**Requirement:** The records should be written out in full, with nothing altered.

Records from a data source:

------------------------------------

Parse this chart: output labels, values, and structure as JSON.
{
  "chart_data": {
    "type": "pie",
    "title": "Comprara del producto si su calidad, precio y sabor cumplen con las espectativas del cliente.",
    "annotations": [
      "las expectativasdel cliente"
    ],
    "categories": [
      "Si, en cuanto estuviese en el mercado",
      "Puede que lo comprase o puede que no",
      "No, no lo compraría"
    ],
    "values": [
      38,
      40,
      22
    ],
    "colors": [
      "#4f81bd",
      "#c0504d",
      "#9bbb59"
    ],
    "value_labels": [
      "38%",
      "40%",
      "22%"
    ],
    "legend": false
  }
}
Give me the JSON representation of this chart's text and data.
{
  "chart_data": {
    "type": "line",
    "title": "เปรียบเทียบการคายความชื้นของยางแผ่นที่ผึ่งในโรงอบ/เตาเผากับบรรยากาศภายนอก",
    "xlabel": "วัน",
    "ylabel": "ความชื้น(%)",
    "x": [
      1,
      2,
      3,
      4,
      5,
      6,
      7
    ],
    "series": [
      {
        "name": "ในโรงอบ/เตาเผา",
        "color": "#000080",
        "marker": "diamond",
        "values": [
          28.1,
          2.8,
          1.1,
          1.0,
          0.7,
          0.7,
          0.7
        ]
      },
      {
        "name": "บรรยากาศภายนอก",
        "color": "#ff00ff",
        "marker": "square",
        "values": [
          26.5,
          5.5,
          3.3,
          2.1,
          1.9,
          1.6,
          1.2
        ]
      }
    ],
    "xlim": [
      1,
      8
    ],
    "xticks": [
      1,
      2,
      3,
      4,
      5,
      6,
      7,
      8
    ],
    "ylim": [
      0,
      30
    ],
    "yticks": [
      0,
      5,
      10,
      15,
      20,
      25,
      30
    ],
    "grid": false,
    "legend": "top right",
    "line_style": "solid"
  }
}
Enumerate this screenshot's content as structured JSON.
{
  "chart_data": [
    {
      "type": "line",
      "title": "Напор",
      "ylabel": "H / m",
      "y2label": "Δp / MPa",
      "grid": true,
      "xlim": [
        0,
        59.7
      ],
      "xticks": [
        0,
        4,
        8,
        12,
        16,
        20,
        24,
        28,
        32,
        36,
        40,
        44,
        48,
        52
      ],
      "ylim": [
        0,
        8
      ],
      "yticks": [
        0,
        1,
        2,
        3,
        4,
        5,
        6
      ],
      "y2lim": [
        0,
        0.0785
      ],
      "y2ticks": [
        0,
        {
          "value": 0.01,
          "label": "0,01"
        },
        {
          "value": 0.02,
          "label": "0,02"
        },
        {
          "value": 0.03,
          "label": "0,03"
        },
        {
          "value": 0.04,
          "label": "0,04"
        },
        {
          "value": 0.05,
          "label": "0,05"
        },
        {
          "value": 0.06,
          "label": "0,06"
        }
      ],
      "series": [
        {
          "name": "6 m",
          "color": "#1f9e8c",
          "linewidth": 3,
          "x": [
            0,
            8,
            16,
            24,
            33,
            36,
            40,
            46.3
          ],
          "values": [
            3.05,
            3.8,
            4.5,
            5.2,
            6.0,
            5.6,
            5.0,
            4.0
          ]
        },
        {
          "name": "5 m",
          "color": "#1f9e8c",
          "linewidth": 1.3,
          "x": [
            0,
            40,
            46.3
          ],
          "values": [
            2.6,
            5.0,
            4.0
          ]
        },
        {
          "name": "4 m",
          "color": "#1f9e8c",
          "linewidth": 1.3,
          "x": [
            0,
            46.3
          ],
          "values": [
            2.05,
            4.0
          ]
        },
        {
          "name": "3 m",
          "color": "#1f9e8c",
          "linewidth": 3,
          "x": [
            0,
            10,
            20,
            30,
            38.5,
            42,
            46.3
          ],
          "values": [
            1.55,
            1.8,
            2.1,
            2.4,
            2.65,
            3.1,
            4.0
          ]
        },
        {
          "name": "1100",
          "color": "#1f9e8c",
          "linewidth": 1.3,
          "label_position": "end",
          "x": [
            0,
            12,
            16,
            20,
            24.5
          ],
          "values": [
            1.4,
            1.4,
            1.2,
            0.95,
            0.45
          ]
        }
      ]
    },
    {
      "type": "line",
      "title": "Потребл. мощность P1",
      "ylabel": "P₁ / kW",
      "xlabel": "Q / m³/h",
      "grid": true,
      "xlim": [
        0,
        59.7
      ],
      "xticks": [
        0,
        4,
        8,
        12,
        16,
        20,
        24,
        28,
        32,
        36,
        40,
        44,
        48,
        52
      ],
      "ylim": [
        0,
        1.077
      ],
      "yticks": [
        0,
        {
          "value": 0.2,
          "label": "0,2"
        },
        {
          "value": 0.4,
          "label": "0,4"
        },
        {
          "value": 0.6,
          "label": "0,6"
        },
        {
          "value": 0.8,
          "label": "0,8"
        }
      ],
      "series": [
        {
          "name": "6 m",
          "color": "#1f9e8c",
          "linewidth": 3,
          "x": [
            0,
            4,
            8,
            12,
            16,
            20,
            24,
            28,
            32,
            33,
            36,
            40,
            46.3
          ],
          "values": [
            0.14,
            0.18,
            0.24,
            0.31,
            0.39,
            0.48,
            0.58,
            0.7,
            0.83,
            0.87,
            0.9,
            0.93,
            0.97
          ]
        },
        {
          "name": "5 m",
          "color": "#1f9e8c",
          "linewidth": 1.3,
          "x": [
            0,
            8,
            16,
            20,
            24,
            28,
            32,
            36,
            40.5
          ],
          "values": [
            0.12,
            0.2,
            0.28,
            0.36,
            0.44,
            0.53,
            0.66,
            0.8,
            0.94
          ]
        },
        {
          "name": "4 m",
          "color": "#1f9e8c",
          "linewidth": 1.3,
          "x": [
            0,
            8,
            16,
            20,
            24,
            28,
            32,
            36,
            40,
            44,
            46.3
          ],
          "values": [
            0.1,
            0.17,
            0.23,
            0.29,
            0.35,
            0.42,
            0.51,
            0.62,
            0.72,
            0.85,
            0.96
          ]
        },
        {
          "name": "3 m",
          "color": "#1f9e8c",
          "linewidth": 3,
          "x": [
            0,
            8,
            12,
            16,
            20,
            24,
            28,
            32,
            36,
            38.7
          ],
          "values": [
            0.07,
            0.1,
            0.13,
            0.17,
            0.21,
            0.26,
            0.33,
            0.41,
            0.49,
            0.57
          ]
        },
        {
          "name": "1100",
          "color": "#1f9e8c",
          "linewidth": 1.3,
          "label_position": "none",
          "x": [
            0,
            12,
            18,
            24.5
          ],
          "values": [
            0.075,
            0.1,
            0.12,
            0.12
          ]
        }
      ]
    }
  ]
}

------------------------------------

**Exercise result:**
Parse this chart: output labels, values, and structure as JSON.
{
  "chart_data": {
    "type": "pie",
    "title": "Comprara del producto si su calidad, precio y sabor cumplen con las espectativas del cliente.",
    "annotations": [
      "las expectativasdel cliente"
    ],
    "categories": [
      "Si, en cuanto estuviese en el mercado",
      "Puede que lo comprase o puede que no",
      "No, no lo compraría"
    ],
    "values": [
      38,
      40,
      22
    ],
    "colors": [
      "#4f81bd",
      "#c0504d",
      "#9bbb59"
    ],
    "value_labels": [
      "38%",
      "40%",
      "22%"
    ],
    "legend": false
  }
}
Give me the JSON representation of this chart's text and data.
{
  "chart_data": {
    "type": "line",
    "title": "เปรียบเทียบการคายความชื้นของยางแผ่นที่ผึ่งในโรงอบ/เตาเผากับบรรยากาศภายนอก",
    "xlabel": "วัน",
    "ylabel": "ความชื้น(%)",
    "x": [
      1,
      2,
      3,
      4,
      5,
      6,
      7
    ],
    "series": [
      {
        "name": "ในโรงอบ/เตาเผา",
        "color": "#000080",
        "marker": "diamond",
        "values": [
          28.1,
          2.8,
          1.1,
          1.0,
          0.7,
          0.7,
          0.7
        ]
      },
      {
        "name": "บรรยากาศภายนอก",
        "color": "#ff00ff",
        "marker": "square",
        "values": [
          26.5,
          5.5,
          3.3,
          2.1,
          1.9,
          1.6,
          1.2
        ]
      }
    ],
    "xlim": [
      1,
      8
    ],
    "xticks": [
      1,
      2,
      3,
      4,
      5,
      6,
      7,
      8
    ],
    "ylim": [
      0,
      30
    ],
    "yticks": [
      0,
      5,
      10,
      15,
      20,
      25,
      30
    ],
    "grid": false,
    "legend": "top right",
    "line_style": "solid"
  }
}
Enumerate this screenshot's content as structured JSON.
{
  "chart_data": [
    {
      "type": "line",
      "title": "Напор",
      "ylabel": "H / m",
      "y2label": "Δp / MPa",
      "grid": true,
      "xlim": [
        0,
        59.7
      ],
      "xticks": [
        0,
        4,
        8,
        12,
        16,
        20,
        24,
        28,
        32,
        36,
        40,
        44,
        48,
        52
      ],
      "ylim": [
        0,
        8
      ],
      "yticks": [
        0,
        1,
        2,
        3,
        4,
        5,
        6
      ],
      "y2lim": [
        0,
        0.0785
      ],
      "y2ticks": [
        0,
        {
          "value": 0.01,
          "label": "0,01"
        },
        {
          "value": 0.02,
          "label": "0,02"
        },
        {
          "value": 0.03,
          "label": "0,03"
        },
        {
          "value": 0.04,
          "label": "0,04"
        },
        {
          "value": 0.05,
          "label": "0,05"
        },
        {
          "value": 0.06,
          "label": "0,06"
        }
      ],
      "series": [
        {
          "name": "6 m",
          "color": "#1f9e8c",
          "linewidth": 3,
          "x": [
            0,
            8,
            16,
            24,
            33,
            36,
            40,
            46.3
          ],
          "values": [
            3.05,
            3.8,
            4.5,
            5.2,
            6.0,
            5.6,
            5.0,
            4.0
          ]
        },
        {
          "name": "5 m",
          "color": "#1f9e8c",
          "linewidth": 1.3,
          "x": [
            0,
            40,
            46.3
          ],
          "values": [
            2.6,
            5.0,
            4.0
          ]
        },
        {
          "name": "4 m",
          "color": "#1f9e8c",
          "linewidth": 1.3,
          "x": [
            0,
            46.3
          ],
          "values": [
            2.05,
            4.0
          ]
        },
        {
          "name": "3 m",
          "color": "#1f9e8c",
          "linewidth": 3,
          "x": [
            0,
            10,
            20,
            30,
            38.5,
            42,
            46.3
          ],
          "values": [
            1.55,
            1.8,
            2.1,
            2.4,
            2.65,
            3.1,
            4.0
          ]
        },
        {
          "name": "1100",
          "color": "#1f9e8c",
          "linewidth": 1.3,
          "label_position": "end",
          "x": [
            0,
            12,
            16,
            20,
            24.5
          ],
          "values": [
            1.4,
            1.4,
            1.2,
            0.95,
            0.45
          ]
        }
      ]
    },
    {
      "type": "line",
      "title": "Потребл. мощность P1",
      "ylabel": "P₁ / kW",
      "xlabel": "Q / m³/h",
      "grid": true,
      "xlim": [
        0,
        59.7
      ],
      "xticks": [
        0,
        4,
        8,
        12,
        16,
        20,
        24,
        28,
        32,
        36,
        40,
        44,
        48,
        52
      ],
      "ylim": [
        0,
        1.077
      ],
      "yticks": [
        0,
        {
          "value": 0.2,
          "label": "0,2"
        },
        {
          "value": 0.4,
          "label": "0,4"
        },
        {
          "value": 0.6,
          "label": "0,6"
        },
        {
          "value": 0.8,
          "label": "0,8"
        }
      ],
      "series": [
        {
          "name": "6 m",
          "color": "#1f9e8c",
          "linewidth": 3,
          "x": [
            0,
            4,
            8,
            12,
            16,
            20,
            24,
            28,
            32,
            33,
            36,
            40,
            46.3
          ],
          "values": [
            0.14,
            0.18,
            0.24,
            0.31,
            0.39,
            0.48,
            0.58,
            0.7,
            0.83,
            0.87,
            0.9,
            0.93,
            0.97
          ]
        },
        {
          "name": "5 m",
          "color": "#1f9e8c",
          "linewidth": 1.3,
          "x": [
            0,
            8,
            16,
            20,
            24,
            28,
            32,
            36,
            40.5
          ],
          "values": [
            0.12,
            0.2,
            0.28,
            0.36,
            0.44,
            0.53,
            0.66,
            0.8,
            0.94
          ]
        },
        {
          "name": "4 m",
          "color": "#1f9e8c",
          "linewidth": 1.3,
          "x": [
            0,
            8,
            16,
            20,
            24,
            28,
            32,
            36,
            40,
            44,
            46.3
          ],
          "values": [
            0.1,
            0.17,
            0.23,
            0.29,
            0.35,
            0.42,
            0.51,
            0.62,
            0.72,
            0.85,
            0.96
          ]
        },
        {
          "name": "3 m",
          "color": "#1f9e8c",
          "linewidth": 3,
          "x": [
            0,
            8,
            12,
            16,
            20,
            24,
            28,
            32,
            36,
            38.7
          ],
          "values": [
            0.07,
            0.1,
            0.13,
            0.17,
            0.21,
            0.26,
            0.33,
            0.41,
            0.49,
            0.57
          ]
        },
        {
          "name": "1100",
          "color": "#1f9e8c",
          "linewidth": 1.3,
          "label_position": "none",
          "x": [
            0,
            12,
            18,
            24.5
          ],
          "values": [
            0.075,
            0.1,
            0.12,
            0.12
          ]
        }
      ]
    }
  ]
}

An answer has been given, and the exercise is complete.